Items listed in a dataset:

↓

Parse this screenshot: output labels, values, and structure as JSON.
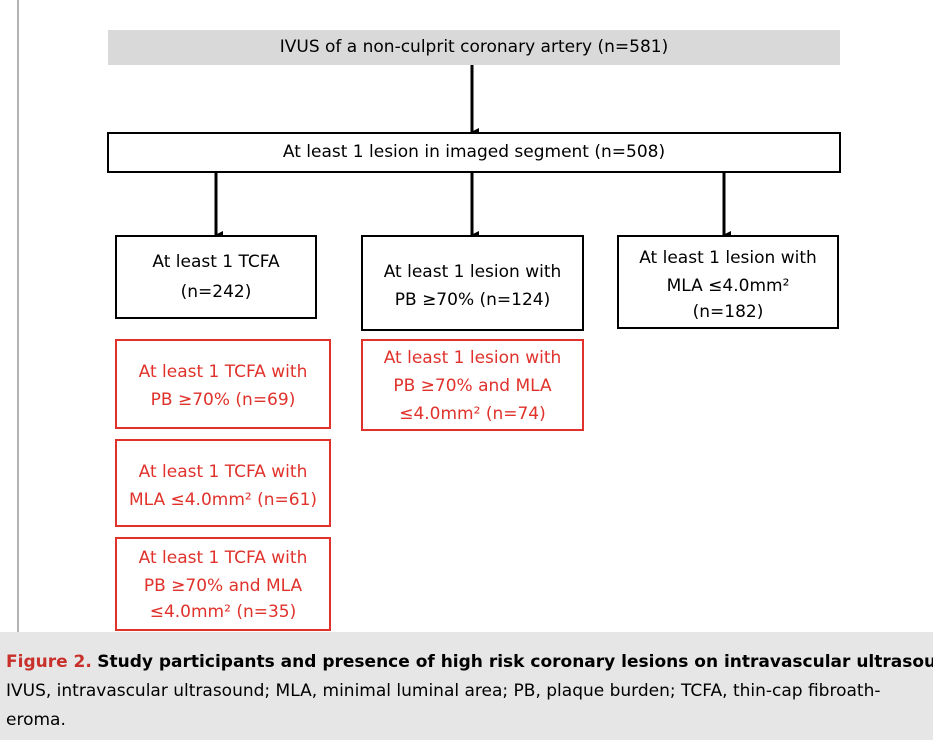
{
  "nodes": [
    {
      "lines": [
        "IVUS of a non-culprit coronary artery (n=581)"
      ]
    },
    {
      "lines": [
        "At least 1 lesion in imaged segment (n=508)"
      ]
    },
    {
      "lines": [
        "At least 1 TCFA",
        "(n=242)"
      ]
    },
    {
      "lines": [
        "At least 1 lesion with",
        "PB ≥70% (n=124)"
      ]
    },
    {
      "lines": [
        "At least 1 lesion with",
        "MLA ≤4.0mm²",
        "(n=182)"
      ]
    },
    {
      "lines": [
        "At least 1 TCFA with",
        "PB ≥70% (n=69)"
      ]
    },
    {
      "lines": [
        "At least 1 TCFA with",
        "MLA ≤4.0mm² (n=61)"
      ]
    },
    {
      "lines": [
        "At least 1 TCFA with",
        "PB ≥70% and MLA",
        "≤4.0mm² (n=35)"
      ]
    },
    {
      "lines": [
        "At least 1 lesion with",
        "PB ≥70% and MLA",
        "≤4.0mm² (n=74)"
      ]
    }
  ],
  "caption": {
    "label": "Figure 2.",
    "title": "Study participants and presence of high risk coronary lesions on intravascular ultrasound",
    "text": "IVUS, intravascular ultrasound; MLA, minimal luminal area; PB, plaque burden; TCFA, thin-cap fibroath-eroma."
  }
}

↑

Write out each entry exactly as given, but skip the pictures.

# Correct response
Parse this screenshot: output labels, values, and structure as JSON.
{
  "nodes": [
    {
      "lines": [
        "IVUS of a non-culprit coronary artery (n=581)"
      ]
    },
    {
      "lines": [
        "At least 1 lesion in imaged segment (n=508)"
      ]
    },
    {
      "lines": [
        "At least 1 TCFA",
        "(n=242)"
      ]
    },
    {
      "lines": [
        "At least 1 lesion with",
        "PB ≥70% (n=124)"
      ]
    },
    {
      "lines": [
        "At least 1 lesion with",
        "MLA ≤4.0mm²",
        "(n=182)"
      ]
    },
    {
      "lines": [
        "At least 1 TCFA with",
        "PB ≥70% (n=69)"
      ]
    },
    {
      "lines": [
        "At least 1 TCFA with",
        "MLA ≤4.0mm² (n=61)"
      ]
    },
    {
      "lines": [
        "At least 1 TCFA with",
        "PB ≥70% and MLA",
        "≤4.0mm² (n=35)"
      ]
    },
    {
      "lines": [
        "At least 1 lesion with",
        "PB ≥70% and MLA",
        "≤4.0mm² (n=74)"
      ]
    }
  ],
  "caption": {
    "label": "Figure 2.",
    "title": "Study participants and presence of high risk coronary lesions on intravascular ultrasound",
    "text": "IVUS, intravascular ultrasound; MLA, minimal luminal area; PB, plaque burden; TCFA, thin-cap fibroath-eroma."
  }
}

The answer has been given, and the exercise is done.